WHAT IS ASKED:
In the data below, find every line with the string "RISE" and pull it out.

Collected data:
--*--
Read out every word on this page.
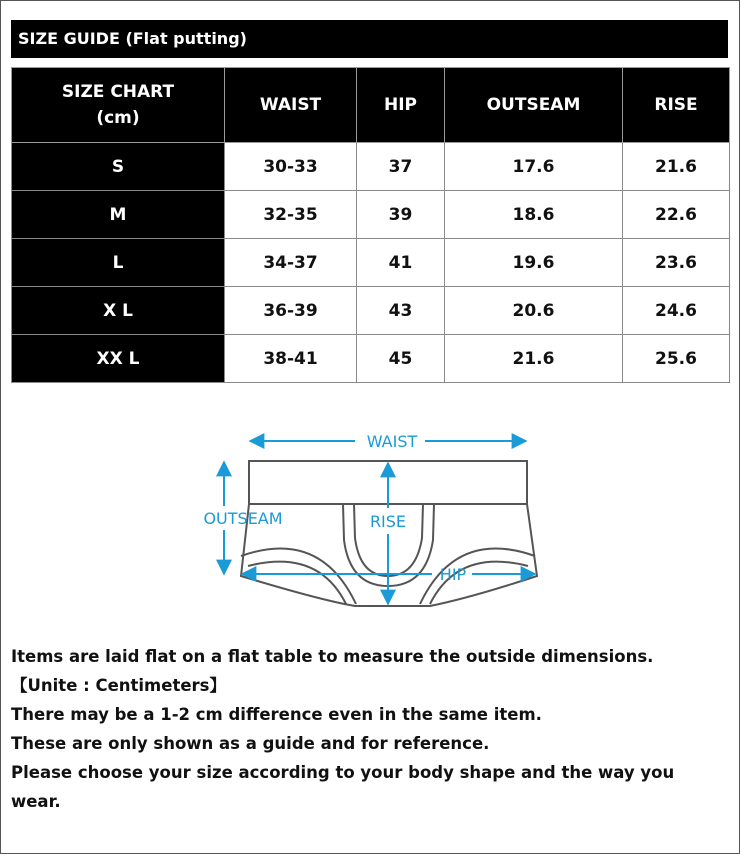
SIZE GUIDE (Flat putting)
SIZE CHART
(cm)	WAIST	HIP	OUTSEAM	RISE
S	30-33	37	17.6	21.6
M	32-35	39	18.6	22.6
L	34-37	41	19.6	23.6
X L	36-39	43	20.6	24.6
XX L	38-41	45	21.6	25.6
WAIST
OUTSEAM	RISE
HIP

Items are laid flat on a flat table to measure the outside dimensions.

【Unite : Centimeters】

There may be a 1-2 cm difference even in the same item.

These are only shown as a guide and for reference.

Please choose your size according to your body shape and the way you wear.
--*--
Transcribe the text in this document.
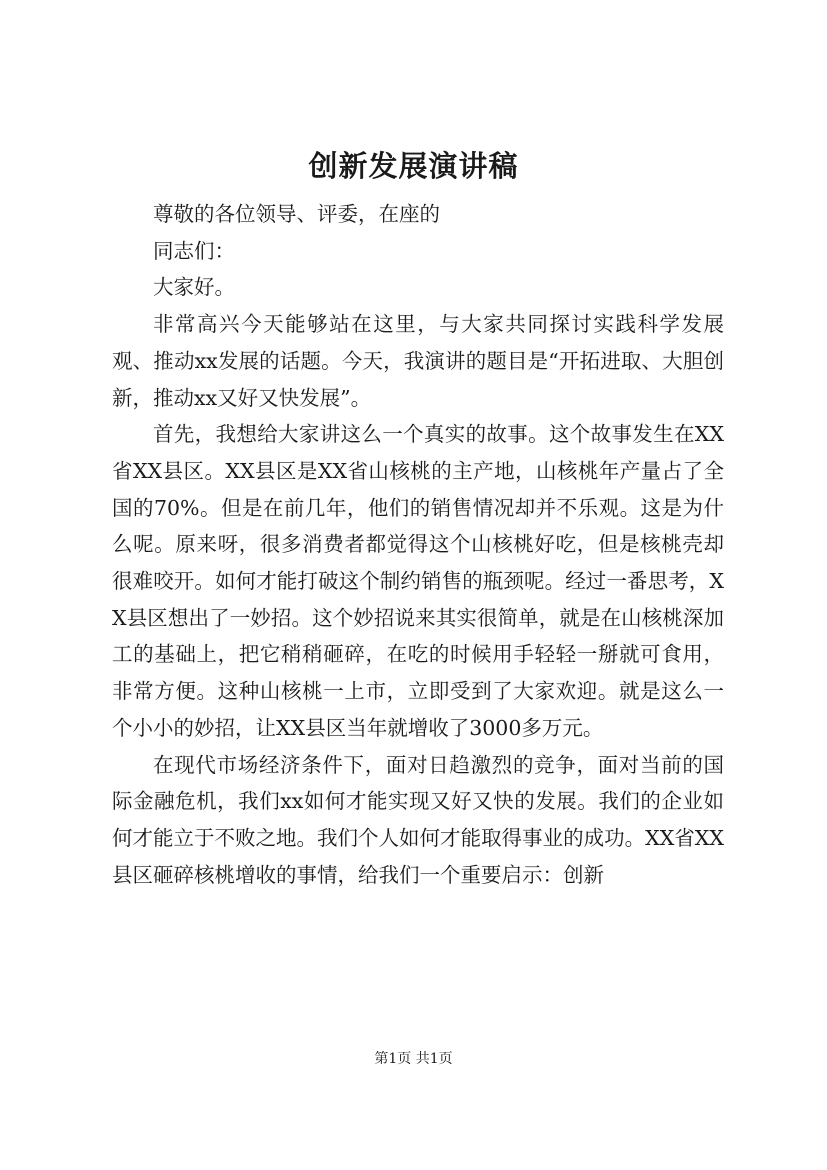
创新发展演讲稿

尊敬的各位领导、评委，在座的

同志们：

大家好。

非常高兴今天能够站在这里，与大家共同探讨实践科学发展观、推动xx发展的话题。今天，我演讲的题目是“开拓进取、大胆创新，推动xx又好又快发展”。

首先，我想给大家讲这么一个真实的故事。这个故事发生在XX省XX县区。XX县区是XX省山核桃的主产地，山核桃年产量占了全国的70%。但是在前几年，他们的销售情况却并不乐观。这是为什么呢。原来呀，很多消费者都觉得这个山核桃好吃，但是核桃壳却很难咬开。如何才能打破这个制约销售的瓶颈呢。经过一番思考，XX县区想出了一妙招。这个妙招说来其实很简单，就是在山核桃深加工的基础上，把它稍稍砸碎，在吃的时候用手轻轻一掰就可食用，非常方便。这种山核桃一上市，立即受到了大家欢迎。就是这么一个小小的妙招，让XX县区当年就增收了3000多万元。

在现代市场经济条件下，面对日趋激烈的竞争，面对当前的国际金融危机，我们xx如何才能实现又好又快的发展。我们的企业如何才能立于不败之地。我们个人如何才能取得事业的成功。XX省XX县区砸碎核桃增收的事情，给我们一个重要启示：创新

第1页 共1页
--*--
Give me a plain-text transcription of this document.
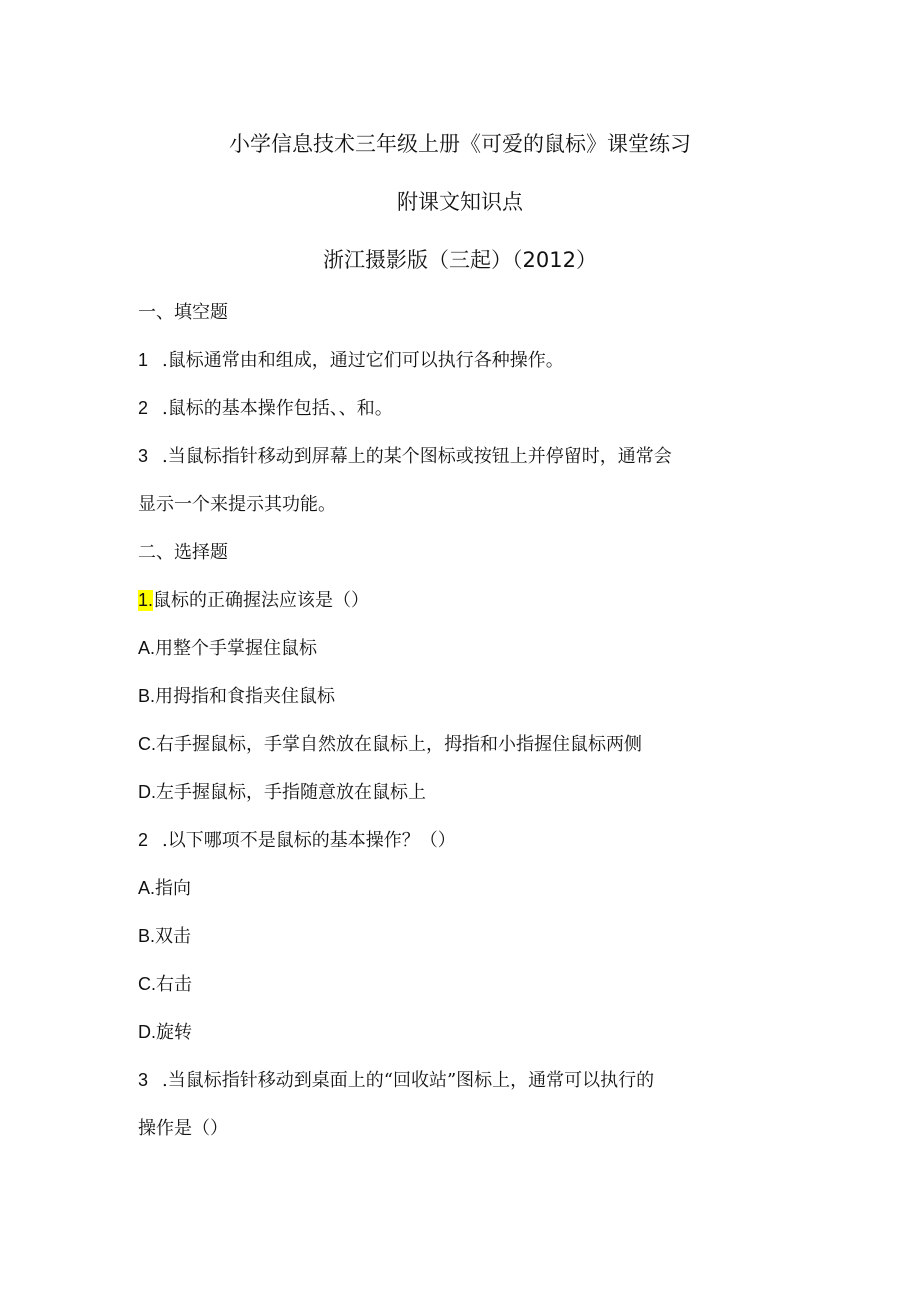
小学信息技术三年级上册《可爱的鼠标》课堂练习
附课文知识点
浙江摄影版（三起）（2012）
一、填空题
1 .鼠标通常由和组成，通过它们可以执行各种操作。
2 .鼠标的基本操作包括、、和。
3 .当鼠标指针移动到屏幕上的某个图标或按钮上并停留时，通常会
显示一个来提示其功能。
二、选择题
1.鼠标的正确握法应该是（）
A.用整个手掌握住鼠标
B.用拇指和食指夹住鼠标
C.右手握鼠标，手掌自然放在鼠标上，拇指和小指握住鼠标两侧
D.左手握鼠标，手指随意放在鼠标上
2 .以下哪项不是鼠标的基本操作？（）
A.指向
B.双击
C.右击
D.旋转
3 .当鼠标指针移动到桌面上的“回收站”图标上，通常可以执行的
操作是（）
--*--
OUTPUT FOR THIS EXERCISE:
(cm)	WAIST	HIP	OUTSEAM	RISE
OUTSEAM	RISE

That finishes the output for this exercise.